_Available data_:
────────────────
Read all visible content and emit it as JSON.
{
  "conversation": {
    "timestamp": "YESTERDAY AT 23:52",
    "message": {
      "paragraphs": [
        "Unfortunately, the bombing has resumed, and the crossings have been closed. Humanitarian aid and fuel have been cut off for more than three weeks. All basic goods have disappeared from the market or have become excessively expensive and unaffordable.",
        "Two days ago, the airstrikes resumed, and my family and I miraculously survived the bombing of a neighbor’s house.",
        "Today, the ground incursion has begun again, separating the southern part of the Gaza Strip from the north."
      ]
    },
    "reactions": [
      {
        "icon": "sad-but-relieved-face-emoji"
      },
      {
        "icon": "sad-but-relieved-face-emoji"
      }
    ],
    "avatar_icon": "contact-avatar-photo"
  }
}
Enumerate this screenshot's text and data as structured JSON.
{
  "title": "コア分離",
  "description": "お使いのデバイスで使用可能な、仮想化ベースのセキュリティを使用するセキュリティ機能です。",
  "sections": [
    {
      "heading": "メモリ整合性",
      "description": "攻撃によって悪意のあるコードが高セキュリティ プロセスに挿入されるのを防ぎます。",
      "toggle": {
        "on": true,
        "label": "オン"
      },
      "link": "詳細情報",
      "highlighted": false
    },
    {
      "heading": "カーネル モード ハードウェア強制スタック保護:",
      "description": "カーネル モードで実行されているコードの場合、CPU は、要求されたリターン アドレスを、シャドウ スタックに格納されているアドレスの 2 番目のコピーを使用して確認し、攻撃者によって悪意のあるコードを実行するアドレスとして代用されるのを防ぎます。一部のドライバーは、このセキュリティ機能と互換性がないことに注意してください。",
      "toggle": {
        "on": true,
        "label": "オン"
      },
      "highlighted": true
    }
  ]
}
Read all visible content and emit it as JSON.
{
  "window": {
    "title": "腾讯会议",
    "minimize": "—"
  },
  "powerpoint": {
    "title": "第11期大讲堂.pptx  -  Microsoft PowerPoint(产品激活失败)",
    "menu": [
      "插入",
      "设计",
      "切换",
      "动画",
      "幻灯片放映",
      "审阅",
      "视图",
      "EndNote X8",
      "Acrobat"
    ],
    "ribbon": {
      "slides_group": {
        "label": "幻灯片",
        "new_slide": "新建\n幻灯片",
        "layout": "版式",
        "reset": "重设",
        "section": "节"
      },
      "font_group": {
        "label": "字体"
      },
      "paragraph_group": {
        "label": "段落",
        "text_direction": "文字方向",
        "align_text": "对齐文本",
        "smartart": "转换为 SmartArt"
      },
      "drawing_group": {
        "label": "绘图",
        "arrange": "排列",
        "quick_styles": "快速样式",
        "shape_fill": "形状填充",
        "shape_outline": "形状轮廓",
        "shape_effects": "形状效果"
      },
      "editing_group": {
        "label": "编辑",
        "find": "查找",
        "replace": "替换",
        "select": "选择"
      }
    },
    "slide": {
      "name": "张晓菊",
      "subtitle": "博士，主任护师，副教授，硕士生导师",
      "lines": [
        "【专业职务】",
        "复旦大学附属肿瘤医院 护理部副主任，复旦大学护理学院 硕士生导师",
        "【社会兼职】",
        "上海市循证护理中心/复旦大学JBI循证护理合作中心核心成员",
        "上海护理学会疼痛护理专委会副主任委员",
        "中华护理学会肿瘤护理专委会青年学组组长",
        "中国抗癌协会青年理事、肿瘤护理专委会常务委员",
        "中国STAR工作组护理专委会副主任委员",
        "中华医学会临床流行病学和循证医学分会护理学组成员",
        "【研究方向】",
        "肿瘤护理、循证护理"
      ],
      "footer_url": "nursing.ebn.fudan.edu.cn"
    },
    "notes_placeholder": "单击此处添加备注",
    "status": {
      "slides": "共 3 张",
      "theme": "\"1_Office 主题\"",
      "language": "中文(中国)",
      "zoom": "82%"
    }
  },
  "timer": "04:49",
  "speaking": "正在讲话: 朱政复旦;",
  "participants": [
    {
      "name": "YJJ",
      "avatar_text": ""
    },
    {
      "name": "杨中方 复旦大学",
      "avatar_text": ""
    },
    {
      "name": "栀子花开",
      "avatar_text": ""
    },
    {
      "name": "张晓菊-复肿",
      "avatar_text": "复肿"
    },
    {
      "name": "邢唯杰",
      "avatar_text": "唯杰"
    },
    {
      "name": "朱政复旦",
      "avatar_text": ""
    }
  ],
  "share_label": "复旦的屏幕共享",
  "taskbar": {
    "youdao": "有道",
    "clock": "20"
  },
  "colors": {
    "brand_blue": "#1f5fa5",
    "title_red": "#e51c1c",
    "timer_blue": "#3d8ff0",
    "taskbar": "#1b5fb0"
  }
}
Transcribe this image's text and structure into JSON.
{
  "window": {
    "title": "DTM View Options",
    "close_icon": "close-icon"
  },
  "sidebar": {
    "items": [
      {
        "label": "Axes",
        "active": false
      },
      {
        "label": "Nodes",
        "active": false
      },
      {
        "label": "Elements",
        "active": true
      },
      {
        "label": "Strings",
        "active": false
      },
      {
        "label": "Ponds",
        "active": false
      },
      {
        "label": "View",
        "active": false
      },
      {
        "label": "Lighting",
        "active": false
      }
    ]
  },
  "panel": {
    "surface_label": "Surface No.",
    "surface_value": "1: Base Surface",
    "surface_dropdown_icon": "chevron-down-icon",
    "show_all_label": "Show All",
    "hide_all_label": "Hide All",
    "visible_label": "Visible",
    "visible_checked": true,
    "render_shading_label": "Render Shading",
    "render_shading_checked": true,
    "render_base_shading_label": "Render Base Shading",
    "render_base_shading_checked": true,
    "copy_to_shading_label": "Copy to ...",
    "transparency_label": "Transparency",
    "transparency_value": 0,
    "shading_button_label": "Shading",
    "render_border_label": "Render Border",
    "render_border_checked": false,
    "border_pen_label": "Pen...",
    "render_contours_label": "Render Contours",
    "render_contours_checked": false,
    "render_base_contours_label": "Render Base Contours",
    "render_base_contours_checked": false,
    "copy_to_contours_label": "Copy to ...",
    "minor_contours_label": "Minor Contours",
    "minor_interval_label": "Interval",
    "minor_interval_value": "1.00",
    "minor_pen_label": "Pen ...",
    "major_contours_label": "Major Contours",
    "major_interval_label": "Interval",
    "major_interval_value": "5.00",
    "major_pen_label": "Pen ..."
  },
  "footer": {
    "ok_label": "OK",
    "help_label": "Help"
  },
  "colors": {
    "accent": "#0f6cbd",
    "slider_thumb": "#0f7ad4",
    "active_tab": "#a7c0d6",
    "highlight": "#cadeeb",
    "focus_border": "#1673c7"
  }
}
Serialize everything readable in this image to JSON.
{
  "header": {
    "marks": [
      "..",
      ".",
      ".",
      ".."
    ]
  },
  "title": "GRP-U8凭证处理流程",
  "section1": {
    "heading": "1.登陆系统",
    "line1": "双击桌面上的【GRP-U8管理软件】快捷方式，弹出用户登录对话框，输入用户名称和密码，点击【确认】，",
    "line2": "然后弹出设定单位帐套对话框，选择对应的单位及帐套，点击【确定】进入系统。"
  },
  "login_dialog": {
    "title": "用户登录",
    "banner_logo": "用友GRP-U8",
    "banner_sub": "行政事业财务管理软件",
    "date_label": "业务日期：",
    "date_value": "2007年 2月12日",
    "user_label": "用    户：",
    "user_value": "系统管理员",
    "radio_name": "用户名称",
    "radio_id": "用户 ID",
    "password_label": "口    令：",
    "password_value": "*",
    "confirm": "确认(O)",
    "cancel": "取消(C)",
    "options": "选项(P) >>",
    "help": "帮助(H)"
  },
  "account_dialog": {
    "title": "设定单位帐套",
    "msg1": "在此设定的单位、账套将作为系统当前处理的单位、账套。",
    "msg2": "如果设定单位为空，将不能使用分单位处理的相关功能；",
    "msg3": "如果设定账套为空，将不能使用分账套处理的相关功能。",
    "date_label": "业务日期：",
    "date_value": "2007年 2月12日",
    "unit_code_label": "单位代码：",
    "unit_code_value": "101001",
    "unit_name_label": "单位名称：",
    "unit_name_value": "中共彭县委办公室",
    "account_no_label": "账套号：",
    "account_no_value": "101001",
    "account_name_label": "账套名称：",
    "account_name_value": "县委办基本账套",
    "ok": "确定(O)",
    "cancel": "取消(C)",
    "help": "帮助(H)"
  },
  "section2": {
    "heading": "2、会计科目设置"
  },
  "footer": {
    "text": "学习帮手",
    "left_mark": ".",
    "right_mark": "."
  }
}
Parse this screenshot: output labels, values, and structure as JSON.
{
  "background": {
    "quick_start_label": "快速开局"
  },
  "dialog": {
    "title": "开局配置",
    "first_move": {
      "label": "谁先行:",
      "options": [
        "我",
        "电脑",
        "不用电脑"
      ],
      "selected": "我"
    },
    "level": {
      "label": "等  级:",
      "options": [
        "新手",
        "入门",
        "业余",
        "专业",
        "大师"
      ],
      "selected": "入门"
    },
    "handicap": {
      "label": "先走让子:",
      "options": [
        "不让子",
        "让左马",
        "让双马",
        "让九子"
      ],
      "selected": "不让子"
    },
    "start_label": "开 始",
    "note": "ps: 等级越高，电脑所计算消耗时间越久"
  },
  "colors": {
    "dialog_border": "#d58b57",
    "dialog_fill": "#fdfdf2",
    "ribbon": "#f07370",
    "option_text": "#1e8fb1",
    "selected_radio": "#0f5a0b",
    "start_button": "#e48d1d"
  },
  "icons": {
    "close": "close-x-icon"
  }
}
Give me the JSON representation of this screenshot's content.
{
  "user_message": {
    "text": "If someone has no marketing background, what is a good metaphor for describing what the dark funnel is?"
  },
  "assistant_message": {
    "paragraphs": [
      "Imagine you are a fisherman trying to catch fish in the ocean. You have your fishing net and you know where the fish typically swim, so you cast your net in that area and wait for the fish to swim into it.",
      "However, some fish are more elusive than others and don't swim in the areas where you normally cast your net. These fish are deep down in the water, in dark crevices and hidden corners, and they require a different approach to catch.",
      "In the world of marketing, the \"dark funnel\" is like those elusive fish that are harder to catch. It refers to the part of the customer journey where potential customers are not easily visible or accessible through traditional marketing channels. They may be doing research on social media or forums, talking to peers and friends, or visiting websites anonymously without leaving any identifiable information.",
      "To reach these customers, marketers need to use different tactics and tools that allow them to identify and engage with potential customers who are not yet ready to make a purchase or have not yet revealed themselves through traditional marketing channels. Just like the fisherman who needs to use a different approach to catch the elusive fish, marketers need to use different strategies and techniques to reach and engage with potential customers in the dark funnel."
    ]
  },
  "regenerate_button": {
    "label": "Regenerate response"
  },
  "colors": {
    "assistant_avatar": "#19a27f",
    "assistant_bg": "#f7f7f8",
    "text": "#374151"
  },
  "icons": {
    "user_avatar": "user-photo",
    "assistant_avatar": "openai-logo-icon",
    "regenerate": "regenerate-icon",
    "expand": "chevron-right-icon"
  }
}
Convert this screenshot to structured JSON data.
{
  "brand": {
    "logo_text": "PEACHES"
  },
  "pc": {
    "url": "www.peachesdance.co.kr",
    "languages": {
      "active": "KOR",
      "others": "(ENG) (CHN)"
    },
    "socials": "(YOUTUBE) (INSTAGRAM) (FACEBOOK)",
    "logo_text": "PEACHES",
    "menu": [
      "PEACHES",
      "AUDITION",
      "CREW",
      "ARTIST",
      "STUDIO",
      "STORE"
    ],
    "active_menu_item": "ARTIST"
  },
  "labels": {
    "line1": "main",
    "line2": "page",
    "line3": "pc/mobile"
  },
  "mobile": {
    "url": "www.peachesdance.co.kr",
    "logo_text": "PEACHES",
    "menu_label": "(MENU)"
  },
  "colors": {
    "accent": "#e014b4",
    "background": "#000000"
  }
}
────────────────
_Work to do_:
Scan the listing above for the word "potential" and show each line where it is found.

_The result_:
      "In the world of marketing, the \"dark funnel\" is like those elusive fish that are harder to catch. It refers to the part of the customer journey where potential customers are not easily visible or accessible through traditional marketing channels. They may be doing research on social media or forums, talking to peers and friends, or visiting websites anonymously without leaving any identifiable information.",
      "To reach these customers, marketers need to use different tactics and tools that allow them to identify and engage with potential customers who are not yet ready to make a purchase or have not yet revealed themselves through traditional marketing channels. Just like the fisherman who needs to use a different approach to catch the elusive fish, marketers need to use different strategies and techniques to reach and engage with potential customers in the dark funnel."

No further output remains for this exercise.